[Data tied to figure images]
┄┄┄┄┄┄┄┄┄┄┄┄┄┄┄┄┄┄┄┄
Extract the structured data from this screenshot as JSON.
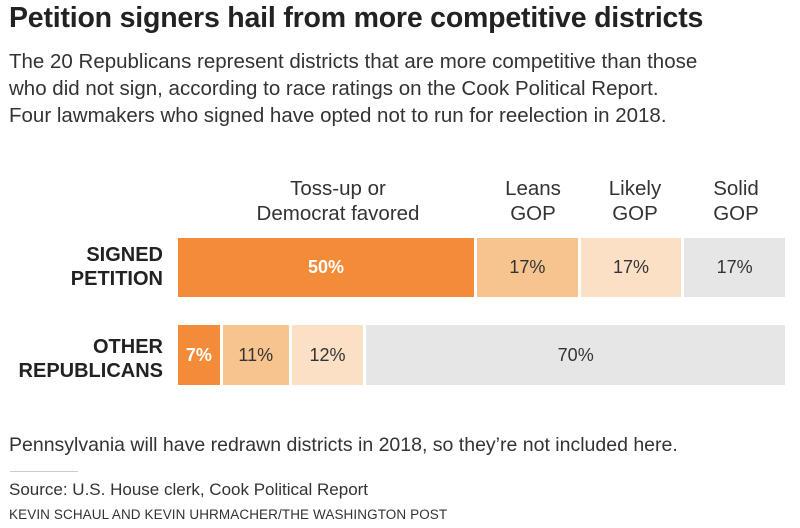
{
  "title": "Petition signers hail from more competitive districts",
  "subtitle": [
    "The 20 Republicans represent districts that are more competitive than those",
    "who did not sign, according to race ratings on the Cook Political Report.",
    "Four lawmakers who signed have opted not to run for reelection in 2018."
  ],
  "columns": [
    [
      "Toss-up or",
      "Democrat favored"
    ],
    [
      "Leans",
      "GOP"
    ],
    [
      "Likely",
      "GOP"
    ],
    [
      "Solid",
      "GOP"
    ]
  ],
  "colors": {
    "toss_up_or_democrat_favored": "#f28c38",
    "leans_gop": "#f7c38f",
    "likely_gop": "#fbe0c6",
    "solid_gop": "#e6e6e6"
  },
  "chart_data": {
    "type": "bar",
    "stacked": true,
    "orientation": "horizontal",
    "unit": "%",
    "categories": [
      "Toss-up or Democrat favored",
      "Leans GOP",
      "Likely GOP",
      "Solid GOP"
    ],
    "rows": [
      {
        "label": [
          "SIGNED",
          "PETITION"
        ],
        "values": [
          50,
          17,
          17,
          17
        ],
        "labels": [
          "50%",
          "17%",
          "17%",
          "17%"
        ]
      },
      {
        "label": [
          "OTHER",
          "REPUBLICANS"
        ],
        "values": [
          7,
          11,
          12,
          70
        ],
        "labels": [
          "7%",
          "11%",
          "12%",
          "70%"
        ]
      }
    ]
  },
  "note": "Pennsylvania will have redrawn districts in 2018, so they’re not included here.",
  "source": "Source: U.S. House clerk, Cook Political Report",
  "credit": "KEVIN SCHAUL AND KEVIN UHRMACHER/THE WASHINGTON POST"
}
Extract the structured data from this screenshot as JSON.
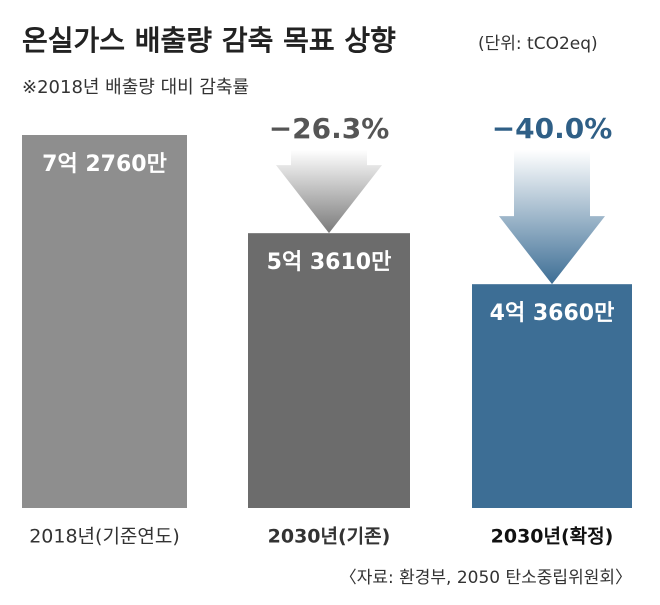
┄┄┄┄┄┄┄┄┄┄┄┄┄┄┄┄┄┄┄┄
→ **Exercise task**
Filter the records for lines holding the string "districts". Copy each one.

→ **Task answer**
  "title": "Petition signers hail from more competitive districts",
    "The 20 Republicans represent districts that are more competitive than those",
  "note": "Pennsylvania will have redrawn districts in 2018, so they’re not included here.",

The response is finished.